## begin RECORD LIST

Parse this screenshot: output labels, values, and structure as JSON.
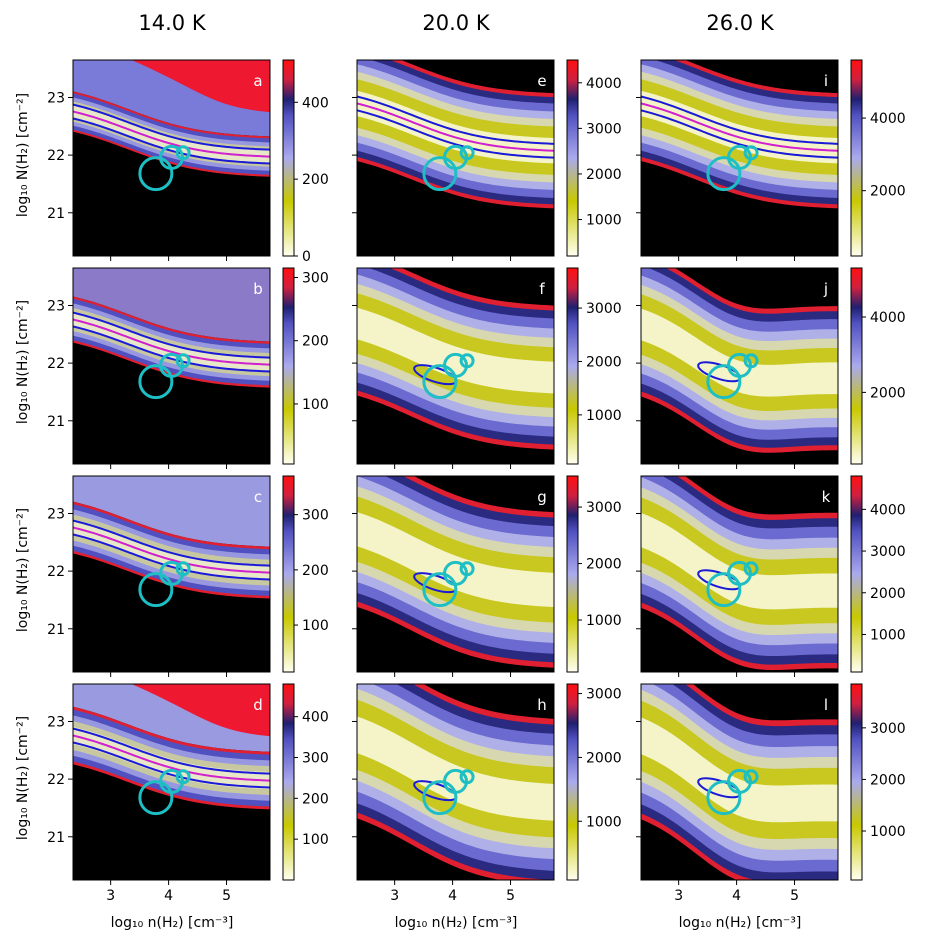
{
  "figure": {
    "column_titles": [
      "14.0 K",
      "20.0 K",
      "26.0 K"
    ],
    "ylabel": "log₁₀ N(H₂) [cm⁻²]",
    "xlabel": "log₁₀ n(H₂) [cm⁻³]",
    "x_ticks": [
      "3",
      "4",
      "5"
    ],
    "y_ticks": [
      "21",
      "22",
      "23"
    ]
  },
  "chart_data": [
    {
      "type": "heatmap",
      "panel": "a",
      "column_title": "14.0 K",
      "x_range": [
        2.35,
        5.75
      ],
      "y_range": [
        20.25,
        23.65
      ],
      "colorbar_ticks": [
        0,
        200,
        400
      ],
      "colorbar_range": [
        0,
        510
      ]
    },
    {
      "type": "heatmap",
      "panel": "b",
      "column_title": "14.0 K",
      "x_range": [
        2.35,
        5.75
      ],
      "y_range": [
        20.25,
        23.65
      ],
      "colorbar_ticks": [
        100,
        200,
        300
      ],
      "colorbar_range": [
        5,
        315
      ]
    },
    {
      "type": "heatmap",
      "panel": "c",
      "column_title": "14.0 K",
      "x_range": [
        2.35,
        5.75
      ],
      "y_range": [
        20.25,
        23.65
      ],
      "colorbar_ticks": [
        100,
        200,
        300
      ],
      "colorbar_range": [
        15,
        370
      ]
    },
    {
      "type": "heatmap",
      "panel": "d",
      "column_title": "14.0 K",
      "x_range": [
        2.35,
        5.75
      ],
      "y_range": [
        20.25,
        23.65
      ],
      "colorbar_ticks": [
        100,
        200,
        300,
        400
      ],
      "colorbar_range": [
        0,
        480
      ]
    },
    {
      "type": "heatmap",
      "panel": "e",
      "column_title": "20.0 K",
      "x_range": [
        2.35,
        5.75
      ],
      "y_range": [
        20.25,
        23.65
      ],
      "colorbar_ticks": [
        1000,
        2000,
        3000,
        4000
      ],
      "colorbar_range": [
        200,
        4500
      ]
    },
    {
      "type": "heatmap",
      "panel": "f",
      "column_title": "20.0 K",
      "x_range": [
        2.35,
        5.75
      ],
      "y_range": [
        20.25,
        23.65
      ],
      "colorbar_ticks": [
        1000,
        2000,
        3000
      ],
      "colorbar_range": [
        80,
        3750
      ]
    },
    {
      "type": "heatmap",
      "panel": "g",
      "column_title": "20.0 K",
      "x_range": [
        2.35,
        5.75
      ],
      "y_range": [
        20.25,
        23.65
      ],
      "colorbar_ticks": [
        1000,
        2000,
        3000
      ],
      "colorbar_range": [
        80,
        3550
      ]
    },
    {
      "type": "heatmap",
      "panel": "h",
      "column_title": "20.0 K",
      "x_range": [
        2.35,
        5.75
      ],
      "y_range": [
        20.25,
        23.65
      ],
      "colorbar_ticks": [
        1000,
        2000,
        3000
      ],
      "colorbar_range": [
        80,
        3150
      ]
    },
    {
      "type": "heatmap",
      "panel": "i",
      "column_title": "26.0 K",
      "x_range": [
        2.35,
        5.75
      ],
      "y_range": [
        20.25,
        23.65
      ],
      "colorbar_ticks": [
        2000,
        4000
      ],
      "colorbar_range": [
        200,
        5600
      ]
    },
    {
      "type": "heatmap",
      "panel": "j",
      "column_title": "26.0 K",
      "x_range": [
        2.35,
        5.75
      ],
      "y_range": [
        20.25,
        23.65
      ],
      "colorbar_ticks": [
        2000,
        4000
      ],
      "colorbar_range": [
        100,
        5300
      ]
    },
    {
      "type": "heatmap",
      "panel": "k",
      "column_title": "26.0 K",
      "x_range": [
        2.35,
        5.75
      ],
      "y_range": [
        20.25,
        23.65
      ],
      "colorbar_ticks": [
        1000,
        2000,
        3000,
        4000
      ],
      "colorbar_range": [
        100,
        4800
      ]
    },
    {
      "type": "heatmap",
      "panel": "l",
      "column_title": "26.0 K",
      "x_range": [
        2.35,
        5.75
      ],
      "y_range": [
        20.25,
        23.65
      ],
      "colorbar_ticks": [
        1000,
        2000,
        3000
      ],
      "colorbar_range": [
        50,
        3850
      ]
    }
  ],
  "circles": [
    {
      "x": 3.78,
      "y": 21.68
    },
    {
      "x": 4.05,
      "y": 21.96
    },
    {
      "x": 4.25,
      "y": 22.04
    }
  ],
  "colors": {
    "circle": "#1dbfc4",
    "contour_blue": "#1a1ad8",
    "contour_magenta": "#d020d0",
    "contour_red": "#e0303a",
    "background_black": "#000000"
  }
}
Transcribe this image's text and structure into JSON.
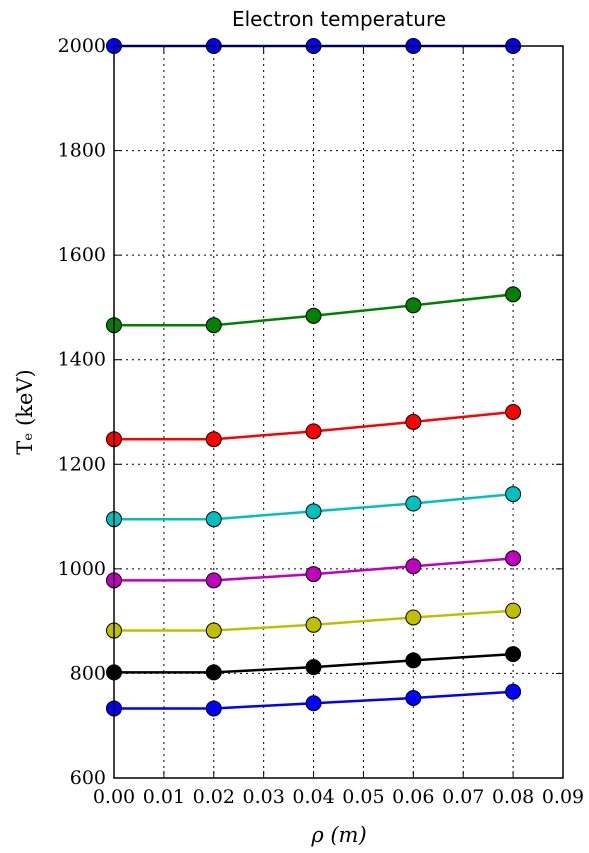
{
  "chart_data": {
    "type": "line",
    "title": "Electron temperature",
    "xlabel": "ρ (m)",
    "ylabel": "Tₑ (keV)",
    "xlim": [
      0.0,
      0.09
    ],
    "ylim": [
      600,
      2000
    ],
    "x_ticks": [
      0.0,
      0.01,
      0.02,
      0.03,
      0.04,
      0.05,
      0.06,
      0.07,
      0.08,
      0.09
    ],
    "x_tick_labels": [
      "0.00",
      "0.01",
      "0.02",
      "0.03",
      "0.04",
      "0.05",
      "0.06",
      "0.07",
      "0.08",
      "0.09"
    ],
    "y_ticks": [
      600,
      800,
      1000,
      1200,
      1400,
      1600,
      1800,
      2000
    ],
    "y_tick_labels": [
      "600",
      "800",
      "1000",
      "1200",
      "1400",
      "1600",
      "1800",
      "2000"
    ],
    "grid": true,
    "x": [
      0.0,
      0.02,
      0.04,
      0.06,
      0.08
    ],
    "series": [
      {
        "color": "#0000ff",
        "values": [
          2000,
          2000,
          2000,
          2000,
          2000
        ]
      },
      {
        "color": "#008000",
        "values": [
          1466,
          1466,
          1484,
          1504,
          1525
        ]
      },
      {
        "color": "#ff0000",
        "values": [
          1248,
          1248,
          1263,
          1281,
          1300
        ]
      },
      {
        "color": "#00bfbf",
        "values": [
          1095,
          1095,
          1110,
          1125,
          1143
        ]
      },
      {
        "color": "#bf00bf",
        "values": [
          978,
          978,
          990,
          1005,
          1020
        ]
      },
      {
        "color": "#bfbf00",
        "values": [
          882,
          882,
          893,
          907,
          920
        ]
      },
      {
        "color": "#000000",
        "values": [
          802,
          802,
          812,
          825,
          837
        ]
      },
      {
        "color": "#0000ff",
        "values": [
          733,
          733,
          743,
          753,
          765
        ]
      }
    ]
  }
}
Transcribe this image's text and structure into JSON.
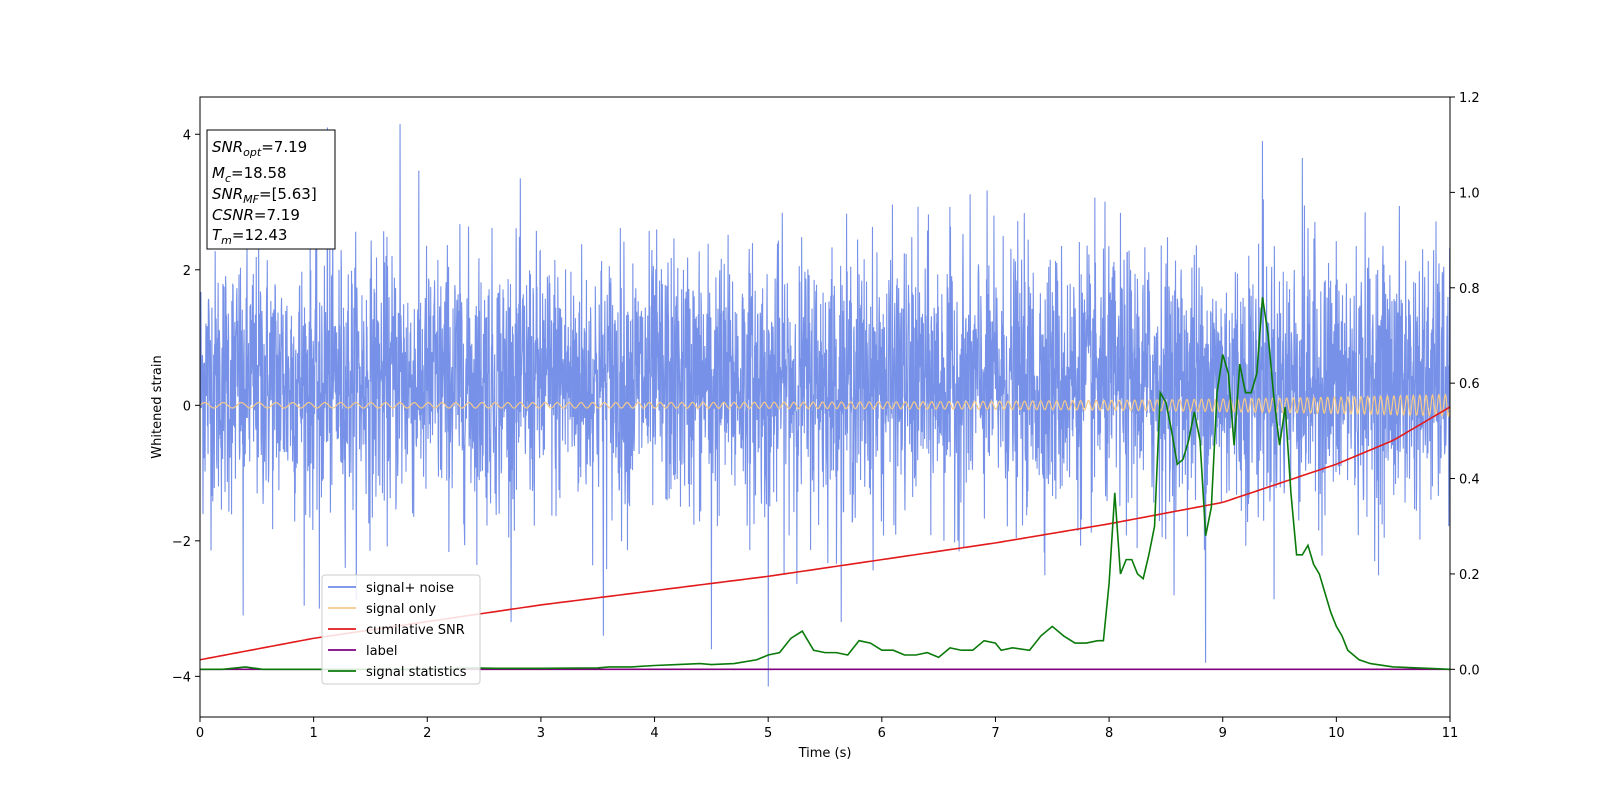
{
  "chart_data": {
    "type": "line",
    "xlabel": "Time (s)",
    "ylabel": "Whitened strain",
    "xlim": [
      0,
      11
    ],
    "ylim": [
      -4.6,
      4.55
    ],
    "y2lim": [
      -0.1,
      1.2
    ],
    "xticks": [
      "0",
      "1",
      "2",
      "3",
      "4",
      "5",
      "6",
      "7",
      "8",
      "9",
      "10",
      "11"
    ],
    "yticks": [
      "4",
      "2",
      "0",
      "−2",
      "−4"
    ],
    "yticks_values": [
      4,
      2,
      0,
      -2,
      -4
    ],
    "y2ticks": [
      "1.2",
      "1.0",
      "0.8",
      "0.6",
      "0.4",
      "0.2",
      "0.0"
    ],
    "y2ticks_values": [
      1.2,
      1.0,
      0.8,
      0.6,
      0.4,
      0.2,
      0.0
    ],
    "legend": {
      "position": "lower-left",
      "entries": [
        "signal+ noise",
        "signal only",
        "cumilative SNR",
        "label",
        "signal statistics"
      ]
    },
    "annotation": {
      "lines": [
        {
          "main": "SNR",
          "sub": "opt",
          "rest": "=7.19"
        },
        {
          "main": "M",
          "sub": "c",
          "rest": "=18.58"
        },
        {
          "main": "SNR",
          "sub": "MF",
          "rest": "=[5.63]"
        },
        {
          "main": "CSNR",
          "sub": "",
          "rest": "=7.19"
        },
        {
          "main": "T",
          "sub": "m",
          "rest": "=12.43"
        }
      ]
    },
    "series": [
      {
        "name": "signal+ noise",
        "color": "#6f8be6",
        "axis": "left",
        "noise_std": 0.95,
        "noise_min": -3.2,
        "noise_max": 4.1,
        "spikes": [
          [
            1.76,
            4.15
          ],
          [
            1.12,
            4.1
          ],
          [
            9.35,
            3.9
          ],
          [
            5.0,
            -4.15
          ],
          [
            8.85,
            -3.8
          ],
          [
            4.5,
            -3.6
          ],
          [
            1.05,
            -3.0
          ],
          [
            0.38,
            -3.1
          ],
          [
            3.55,
            -3.4
          ],
          [
            9.7,
            3.65
          ]
        ]
      },
      {
        "name": "signal only",
        "color": "#f5c98a",
        "axis": "left",
        "start_amp": 0.04,
        "end_amp": 0.16
      },
      {
        "name": "cumilative SNR",
        "color": "#e31a1c",
        "axis": "right",
        "x": [
          0,
          1,
          2,
          3,
          4,
          5,
          6,
          7,
          8,
          9,
          10,
          10.5,
          11
        ],
        "y": [
          0.02,
          0.065,
          0.1,
          0.135,
          0.165,
          0.195,
          0.23,
          0.265,
          0.305,
          0.35,
          0.43,
          0.48,
          0.55
        ]
      },
      {
        "name": "label",
        "color": "#800080",
        "axis": "right",
        "x": [
          0,
          11
        ],
        "y": [
          0.0,
          0.0
        ]
      },
      {
        "name": "signal statistics",
        "color": "#0a7a0a",
        "axis": "right",
        "x": [
          0,
          0.2,
          0.4,
          0.55,
          1.0,
          2.0,
          2.4,
          2.6,
          3.0,
          3.5,
          3.6,
          3.8,
          4.0,
          4.2,
          4.4,
          4.5,
          4.7,
          4.9,
          5.0,
          5.1,
          5.2,
          5.3,
          5.4,
          5.5,
          5.6,
          5.7,
          5.8,
          5.9,
          6.0,
          6.1,
          6.2,
          6.3,
          6.4,
          6.5,
          6.6,
          6.7,
          6.8,
          6.9,
          7.0,
          7.05,
          7.15,
          7.3,
          7.4,
          7.5,
          7.6,
          7.7,
          7.8,
          7.9,
          7.95,
          8.0,
          8.05,
          8.1,
          8.15,
          8.2,
          8.25,
          8.3,
          8.35,
          8.4,
          8.45,
          8.5,
          8.55,
          8.6,
          8.65,
          8.7,
          8.75,
          8.8,
          8.85,
          8.9,
          8.95,
          9.0,
          9.05,
          9.1,
          9.15,
          9.2,
          9.25,
          9.3,
          9.35,
          9.4,
          9.45,
          9.5,
          9.55,
          9.6,
          9.65,
          9.7,
          9.75,
          9.8,
          9.85,
          9.9,
          9.95,
          10.0,
          10.05,
          10.1,
          10.15,
          10.2,
          10.3,
          10.5,
          10.8,
          11.0
        ],
        "y": [
          0.0,
          0.0,
          0.005,
          0.0,
          0.0,
          0.0,
          0.003,
          0.002,
          0.002,
          0.003,
          0.005,
          0.005,
          0.008,
          0.01,
          0.012,
          0.01,
          0.012,
          0.02,
          0.03,
          0.035,
          0.065,
          0.08,
          0.04,
          0.035,
          0.035,
          0.03,
          0.06,
          0.055,
          0.04,
          0.04,
          0.03,
          0.03,
          0.035,
          0.025,
          0.045,
          0.04,
          0.04,
          0.06,
          0.055,
          0.04,
          0.045,
          0.04,
          0.07,
          0.09,
          0.07,
          0.055,
          0.055,
          0.06,
          0.06,
          0.18,
          0.37,
          0.2,
          0.23,
          0.23,
          0.2,
          0.19,
          0.24,
          0.3,
          0.58,
          0.56,
          0.5,
          0.43,
          0.44,
          0.48,
          0.54,
          0.48,
          0.28,
          0.34,
          0.58,
          0.66,
          0.62,
          0.47,
          0.64,
          0.58,
          0.58,
          0.62,
          0.78,
          0.7,
          0.57,
          0.47,
          0.55,
          0.37,
          0.24,
          0.24,
          0.26,
          0.22,
          0.2,
          0.16,
          0.12,
          0.09,
          0.07,
          0.04,
          0.03,
          0.02,
          0.012,
          0.005,
          0.002,
          0.0
        ]
      }
    ]
  }
}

## end RECORD LIST

TASK DIRECTIONS - Read the lines above. Gather those in which the string "name" is found.

COMPLETE OUTPUT -
        "name": "signal+ noise",
        "name": "signal only",
        "name": "cumilative SNR",
        "name": "label",
        "name": "signal statistics",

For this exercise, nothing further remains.